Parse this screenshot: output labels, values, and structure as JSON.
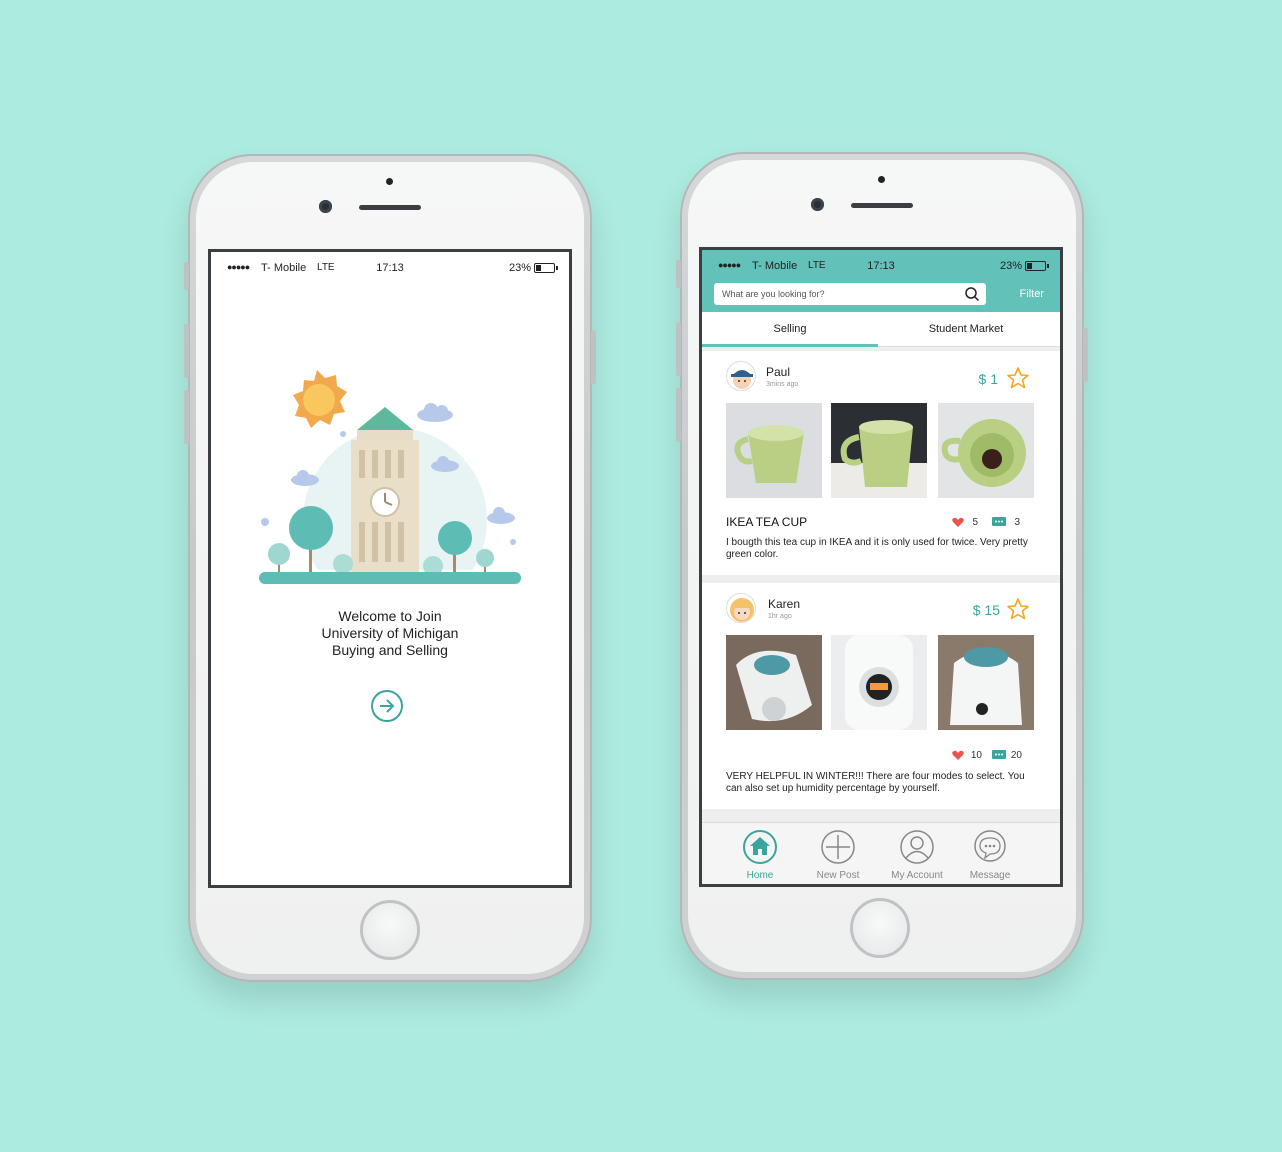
{
  "status": {
    "carrier": "T- Mobile",
    "network": "LTE",
    "time": "17:13",
    "battery": "23%"
  },
  "welcome": {
    "line1": "Welcome to Join",
    "line2": "University of Michigan",
    "line3": "Buying and Selling",
    "next_icon": "arrow-right-circle-icon"
  },
  "market": {
    "search_placeholder": "What are you looking for?",
    "filter_label": "Filter",
    "tabs": [
      {
        "label": "Selling",
        "active": true
      },
      {
        "label": "Student Market",
        "active": false
      }
    ],
    "posts": [
      {
        "user": "Paul",
        "time_ago": "3mins ago",
        "price": "$ 1",
        "title": "IKEA TEA CUP",
        "likes": "5",
        "comments": "3",
        "description": "I bougth this tea cup in IKEA and it is only used for twice. Very pretty green color."
      },
      {
        "user": "Karen",
        "time_ago": "1hr ago",
        "price": "$ 15",
        "title": "",
        "likes": "10",
        "comments": "20",
        "description": "VERY HELPFUL IN WINTER!!! There are four modes to select. You can also set up humidity percentage by yourself."
      }
    ],
    "tabbar": [
      {
        "label": "Home",
        "icon": "home-icon",
        "active": true
      },
      {
        "label": "New Post",
        "icon": "plus-circle-icon",
        "active": false
      },
      {
        "label": "My Account",
        "icon": "user-icon",
        "active": false
      },
      {
        "label": "Message",
        "icon": "chat-icon",
        "active": false
      }
    ]
  },
  "colors": {
    "background": "#acebdf",
    "accent": "#62c1b8",
    "accent_dark": "#3aa59c",
    "star": "#f5a623",
    "heart": "#e8554e"
  }
}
________________
In your copy, repeat each record exactly and include no pictures.

__RESULT__
Parse this screenshot: output labels, values, and structure as JSON.
{
  "status": {
    "carrier": "T- Mobile",
    "network": "LTE",
    "time": "17:13",
    "battery": "23%"
  },
  "welcome": {
    "line1": "Welcome to Join",
    "line2": "University of Michigan",
    "line3": "Buying and Selling",
    "next_icon": "arrow-right-circle-icon"
  },
  "market": {
    "search_placeholder": "What are you looking for?",
    "filter_label": "Filter",
    "tabs": [
      {
        "label": "Selling",
        "active": true
      },
      {
        "label": "Student Market",
        "active": false
      }
    ],
    "posts": [
      {
        "user": "Paul",
        "time_ago": "3mins ago",
        "price": "$ 1",
        "title": "IKEA TEA CUP",
        "likes": "5",
        "comments": "3",
        "description": "I bougth this tea cup in IKEA and it is only used for twice. Very pretty green color."
      },
      {
        "user": "Karen",
        "time_ago": "1hr ago",
        "price": "$ 15",
        "title": "",
        "likes": "10",
        "comments": "20",
        "description": "VERY HELPFUL IN WINTER!!! There are four modes to select. You can also set up humidity percentage by yourself."
      }
    ],
    "tabbar": [
      {
        "label": "Home",
        "icon": "home-icon",
        "active": true
      },
      {
        "label": "New Post",
        "icon": "plus-circle-icon",
        "active": false
      },
      {
        "label": "My Account",
        "icon": "user-icon",
        "active": false
      },
      {
        "label": "Message",
        "icon": "chat-icon",
        "active": false
      }
    ]
  },
  "colors": {
    "background": "#acebdf",
    "accent": "#62c1b8",
    "accent_dark": "#3aa59c",
    "star": "#f5a623",
    "heart": "#e8554e"
  }
}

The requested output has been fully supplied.